WHAT TO PRODUCE =>
Collect all lines from the listing that include the string "this".

[Stored records]

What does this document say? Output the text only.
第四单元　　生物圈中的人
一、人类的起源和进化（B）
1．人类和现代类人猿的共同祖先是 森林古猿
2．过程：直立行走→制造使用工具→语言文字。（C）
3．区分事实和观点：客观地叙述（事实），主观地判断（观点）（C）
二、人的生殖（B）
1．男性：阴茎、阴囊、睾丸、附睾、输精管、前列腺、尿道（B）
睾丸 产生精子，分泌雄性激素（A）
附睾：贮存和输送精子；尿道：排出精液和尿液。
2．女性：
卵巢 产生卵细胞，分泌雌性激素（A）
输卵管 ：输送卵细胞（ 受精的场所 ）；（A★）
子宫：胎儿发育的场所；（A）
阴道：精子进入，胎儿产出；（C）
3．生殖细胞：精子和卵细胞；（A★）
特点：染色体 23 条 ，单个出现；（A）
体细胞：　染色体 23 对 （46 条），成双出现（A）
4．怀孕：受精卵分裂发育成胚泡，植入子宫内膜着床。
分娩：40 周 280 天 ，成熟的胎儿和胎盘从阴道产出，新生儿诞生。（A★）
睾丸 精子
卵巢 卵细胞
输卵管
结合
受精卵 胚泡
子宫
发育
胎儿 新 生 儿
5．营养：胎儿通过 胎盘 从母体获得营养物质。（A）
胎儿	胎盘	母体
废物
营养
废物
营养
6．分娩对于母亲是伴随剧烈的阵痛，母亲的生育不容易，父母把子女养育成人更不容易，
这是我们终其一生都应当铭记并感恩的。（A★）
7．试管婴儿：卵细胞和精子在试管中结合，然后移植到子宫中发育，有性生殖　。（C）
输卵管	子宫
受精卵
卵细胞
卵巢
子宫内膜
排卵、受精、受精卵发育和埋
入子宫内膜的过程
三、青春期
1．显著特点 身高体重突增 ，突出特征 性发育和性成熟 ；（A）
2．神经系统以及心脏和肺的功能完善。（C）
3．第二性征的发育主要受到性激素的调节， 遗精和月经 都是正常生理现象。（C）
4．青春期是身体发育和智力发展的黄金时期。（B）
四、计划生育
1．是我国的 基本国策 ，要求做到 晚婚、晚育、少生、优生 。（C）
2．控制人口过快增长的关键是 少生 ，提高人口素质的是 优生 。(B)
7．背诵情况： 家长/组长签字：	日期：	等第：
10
---
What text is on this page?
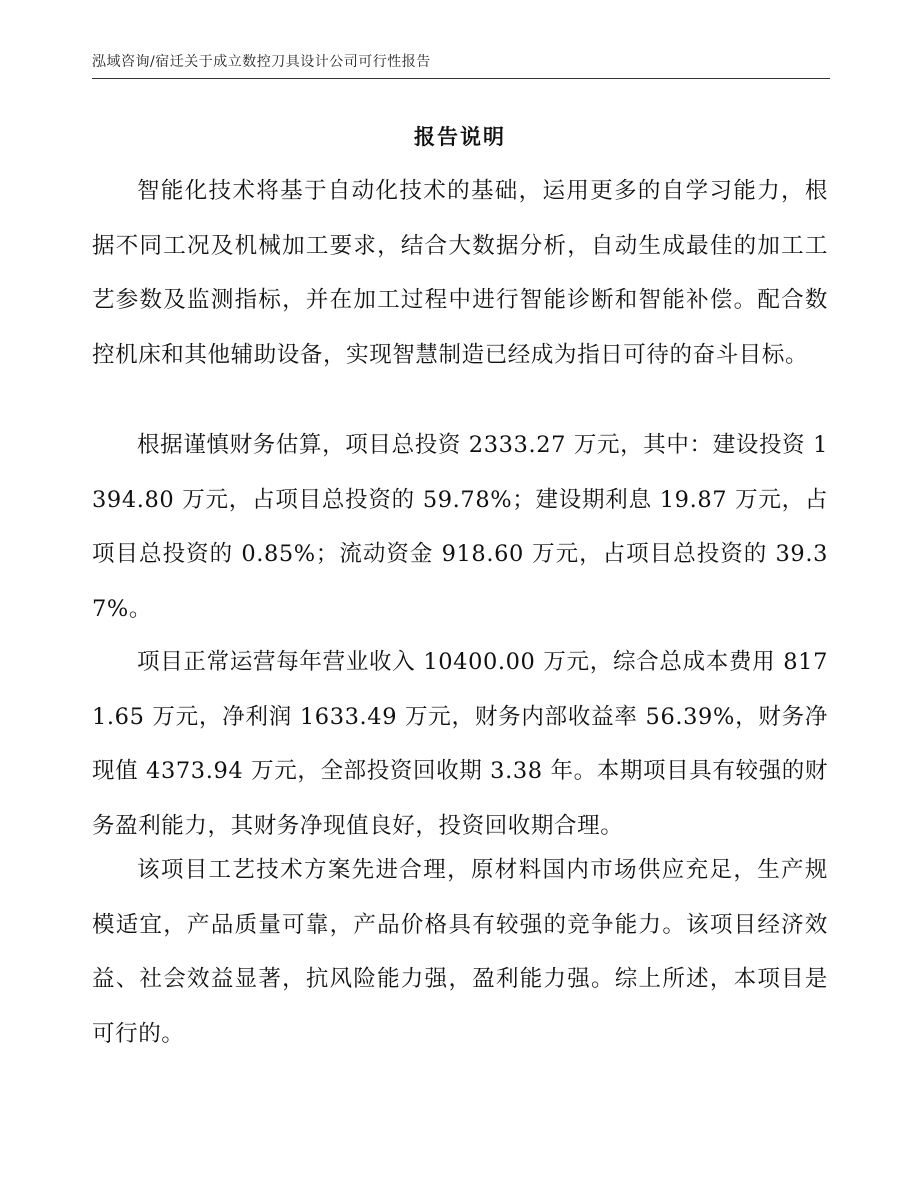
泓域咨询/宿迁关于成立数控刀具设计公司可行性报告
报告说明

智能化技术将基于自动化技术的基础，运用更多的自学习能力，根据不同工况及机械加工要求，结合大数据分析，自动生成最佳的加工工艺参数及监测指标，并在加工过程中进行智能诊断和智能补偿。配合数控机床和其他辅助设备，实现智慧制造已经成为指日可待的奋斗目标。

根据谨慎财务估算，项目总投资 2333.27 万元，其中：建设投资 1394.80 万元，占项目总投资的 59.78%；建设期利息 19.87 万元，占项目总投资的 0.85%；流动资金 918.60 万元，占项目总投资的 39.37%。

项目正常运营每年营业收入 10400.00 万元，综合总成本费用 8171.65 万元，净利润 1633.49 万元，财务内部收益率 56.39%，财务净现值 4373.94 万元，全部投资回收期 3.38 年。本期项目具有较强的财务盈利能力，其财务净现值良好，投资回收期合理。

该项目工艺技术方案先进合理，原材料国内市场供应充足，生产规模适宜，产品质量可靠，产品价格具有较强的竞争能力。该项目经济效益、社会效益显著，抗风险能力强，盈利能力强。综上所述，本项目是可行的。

ANSWER TO THE EXERCISE =>
What does this document say? Output the text only.
What text is on this page?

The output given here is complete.